- **Text to read**

By Peter Ch’ng, Partner, Conyers
Earlier this month I hosted a webinar in Hong Kong entitled “Offshore Separate Portfolio Company: Flexible Ring-Fencing in the World of Insurance, Funds and Family Office”. Having spent 17 years in Conyers’ Bermuda office before joining Hong Kong, separate portfolio companies (SPCs) or segregated accounts companies (SACs) were a big part of my practice. I saw increasing adoption of these structures amongst my US and European clients, but was surprised to see a low level of use or even familiarity in the Asian markets. In a totally non-scientific poll conducted live during the session, only 20% of the audience had worked with or encountered such entities.
So what are SPCs and SACs?
SPCs and SACs are offshore limited liability companies with an added twist. By virtue of local legislation, they may create and operate multiple separate portfolios of assets within a single company, each of which is legally isolated from each other and from the general non-portfolio assets of the company. Each portfolio or account is created for the exclusive benefit of a group of persons.

- **Set problem A**
According to the article on separate portfolio companies, what percentage of the audience in the live poll had worked with or encountered such entities?
- **Set problem B**
Proceed with the article on separate portfolio companies, writing on from its final sentence.

- **Records**
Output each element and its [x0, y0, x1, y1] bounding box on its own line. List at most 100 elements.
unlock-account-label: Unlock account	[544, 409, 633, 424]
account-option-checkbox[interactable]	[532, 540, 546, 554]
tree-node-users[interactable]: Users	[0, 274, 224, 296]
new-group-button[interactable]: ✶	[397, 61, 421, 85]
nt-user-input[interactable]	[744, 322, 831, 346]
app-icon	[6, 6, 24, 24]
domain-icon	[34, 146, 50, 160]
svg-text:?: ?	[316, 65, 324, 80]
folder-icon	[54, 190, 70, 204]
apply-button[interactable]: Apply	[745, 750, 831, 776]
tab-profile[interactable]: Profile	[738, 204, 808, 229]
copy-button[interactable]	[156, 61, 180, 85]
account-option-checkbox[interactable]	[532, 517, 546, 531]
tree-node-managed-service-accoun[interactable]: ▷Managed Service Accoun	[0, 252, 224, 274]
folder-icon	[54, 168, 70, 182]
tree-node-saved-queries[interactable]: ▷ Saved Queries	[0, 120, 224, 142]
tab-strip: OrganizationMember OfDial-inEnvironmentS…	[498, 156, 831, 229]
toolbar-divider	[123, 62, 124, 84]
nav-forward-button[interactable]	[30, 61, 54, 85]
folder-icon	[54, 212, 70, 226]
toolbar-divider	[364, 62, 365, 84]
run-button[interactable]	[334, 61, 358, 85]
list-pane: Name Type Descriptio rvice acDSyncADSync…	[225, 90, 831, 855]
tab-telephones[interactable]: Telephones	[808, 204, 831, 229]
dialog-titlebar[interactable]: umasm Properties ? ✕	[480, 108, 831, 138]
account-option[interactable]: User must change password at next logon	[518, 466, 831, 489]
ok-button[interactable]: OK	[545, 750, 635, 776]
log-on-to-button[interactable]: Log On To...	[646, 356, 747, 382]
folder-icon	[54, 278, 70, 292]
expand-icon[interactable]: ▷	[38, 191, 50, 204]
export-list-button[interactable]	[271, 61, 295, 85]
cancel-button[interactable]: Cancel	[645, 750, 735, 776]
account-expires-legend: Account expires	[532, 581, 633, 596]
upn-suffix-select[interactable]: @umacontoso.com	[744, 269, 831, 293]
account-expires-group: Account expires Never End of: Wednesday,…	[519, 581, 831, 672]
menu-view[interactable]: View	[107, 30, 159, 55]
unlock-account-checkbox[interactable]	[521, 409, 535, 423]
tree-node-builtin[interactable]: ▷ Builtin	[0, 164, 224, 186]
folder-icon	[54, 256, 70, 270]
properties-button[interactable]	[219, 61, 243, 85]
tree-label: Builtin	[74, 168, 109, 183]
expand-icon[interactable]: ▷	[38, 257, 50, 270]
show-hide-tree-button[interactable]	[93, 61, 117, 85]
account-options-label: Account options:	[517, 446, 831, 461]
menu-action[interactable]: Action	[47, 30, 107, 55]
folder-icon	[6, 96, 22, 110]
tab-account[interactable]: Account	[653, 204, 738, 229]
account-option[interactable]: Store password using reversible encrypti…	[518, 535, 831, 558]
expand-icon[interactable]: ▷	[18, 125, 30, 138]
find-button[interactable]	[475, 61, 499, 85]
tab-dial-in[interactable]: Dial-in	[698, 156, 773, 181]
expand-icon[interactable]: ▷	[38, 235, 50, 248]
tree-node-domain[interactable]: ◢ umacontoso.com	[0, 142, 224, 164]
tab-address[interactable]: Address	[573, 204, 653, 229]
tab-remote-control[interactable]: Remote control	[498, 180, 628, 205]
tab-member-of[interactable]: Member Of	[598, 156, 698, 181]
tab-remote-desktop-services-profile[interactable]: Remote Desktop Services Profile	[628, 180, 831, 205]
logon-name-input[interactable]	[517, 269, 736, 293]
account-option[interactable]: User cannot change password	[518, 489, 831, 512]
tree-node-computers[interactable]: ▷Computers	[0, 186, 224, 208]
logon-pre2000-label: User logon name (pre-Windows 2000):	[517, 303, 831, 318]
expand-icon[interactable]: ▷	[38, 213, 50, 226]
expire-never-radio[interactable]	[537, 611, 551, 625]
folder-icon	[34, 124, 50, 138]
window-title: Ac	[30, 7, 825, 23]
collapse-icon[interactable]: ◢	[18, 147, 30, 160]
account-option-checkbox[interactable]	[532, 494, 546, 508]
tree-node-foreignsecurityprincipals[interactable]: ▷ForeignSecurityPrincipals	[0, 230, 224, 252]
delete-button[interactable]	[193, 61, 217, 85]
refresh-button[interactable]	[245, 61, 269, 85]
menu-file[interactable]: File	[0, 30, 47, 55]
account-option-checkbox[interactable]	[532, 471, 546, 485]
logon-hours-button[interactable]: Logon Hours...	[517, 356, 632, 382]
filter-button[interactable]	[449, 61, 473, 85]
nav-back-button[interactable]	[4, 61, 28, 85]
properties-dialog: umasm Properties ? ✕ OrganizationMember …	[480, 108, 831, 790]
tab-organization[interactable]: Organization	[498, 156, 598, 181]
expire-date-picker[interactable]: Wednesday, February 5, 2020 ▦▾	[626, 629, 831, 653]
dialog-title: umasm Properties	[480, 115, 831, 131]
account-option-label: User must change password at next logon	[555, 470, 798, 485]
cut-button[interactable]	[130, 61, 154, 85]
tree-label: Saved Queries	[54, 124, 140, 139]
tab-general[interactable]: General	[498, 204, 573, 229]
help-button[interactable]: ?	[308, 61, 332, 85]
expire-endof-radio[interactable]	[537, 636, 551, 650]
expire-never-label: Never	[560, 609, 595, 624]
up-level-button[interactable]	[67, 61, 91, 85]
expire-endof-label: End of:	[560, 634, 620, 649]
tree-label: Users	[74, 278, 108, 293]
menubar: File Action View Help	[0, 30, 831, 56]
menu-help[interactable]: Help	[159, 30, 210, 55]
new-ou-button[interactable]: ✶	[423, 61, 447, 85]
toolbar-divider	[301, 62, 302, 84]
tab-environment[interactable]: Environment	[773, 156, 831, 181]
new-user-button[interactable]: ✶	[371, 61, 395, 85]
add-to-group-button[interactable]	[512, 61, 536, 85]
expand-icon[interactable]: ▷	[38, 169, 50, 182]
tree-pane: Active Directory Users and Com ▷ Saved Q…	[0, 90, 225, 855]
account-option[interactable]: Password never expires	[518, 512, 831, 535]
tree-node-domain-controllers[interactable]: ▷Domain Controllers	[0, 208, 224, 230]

- **Exercise result A**
Only 20% of the audience.

- **Exercise result B**
Each portfolio or account is responsible for its own business mandate, assets and liabilities and the creditors of one portfolio cannot have legal recourse or make legal claims against the assets of another portfolio or of the company itself by statutory law. This applies even if there are insufficient funds in the portfolio to pay off the debts and claims of its creditor or if the SPC/SAC itself is liquidated or wound-up. General creditors of the SAC/SPC unrelated to the portfolio cannot have legal recourse to the assets of the portfolio even in liquidation and any liquidator appointed must respect the order and priority of payments set out and agreed between the stakeholders with respect to that portfolio. Accordingly one portfolio has no correlation to another portfolio because each portfolio is individually segregated or “ring-fenced”; the success or failure of one portfolio will have no impact on the success or failure of another portfolio.
SACs and SPCs are prevalent in the reinsurance and investment fund industry to ring-fence different asset pools.
What would the Private Client world do with such an entity?
Plenty. Two words say it all: “Asset Protection”.
Often a Family Office is just an administrative body at its core and usually does not hold a family’s assets or operate its businesses directly. But for those Family Offices or foundations that do hold significant assets in their own name or through offshore subsidiaries/affiliates with exposures to liabilities, there may be a benefit to segregating assets and investment portfolios along diverse investment types, strategies, or beneficiaries (for different family branches or different generations).There’s no reason why it could not be registered as a Bermuda SAC or a BVI company as a BVI SPC for the added ring-fencing protection.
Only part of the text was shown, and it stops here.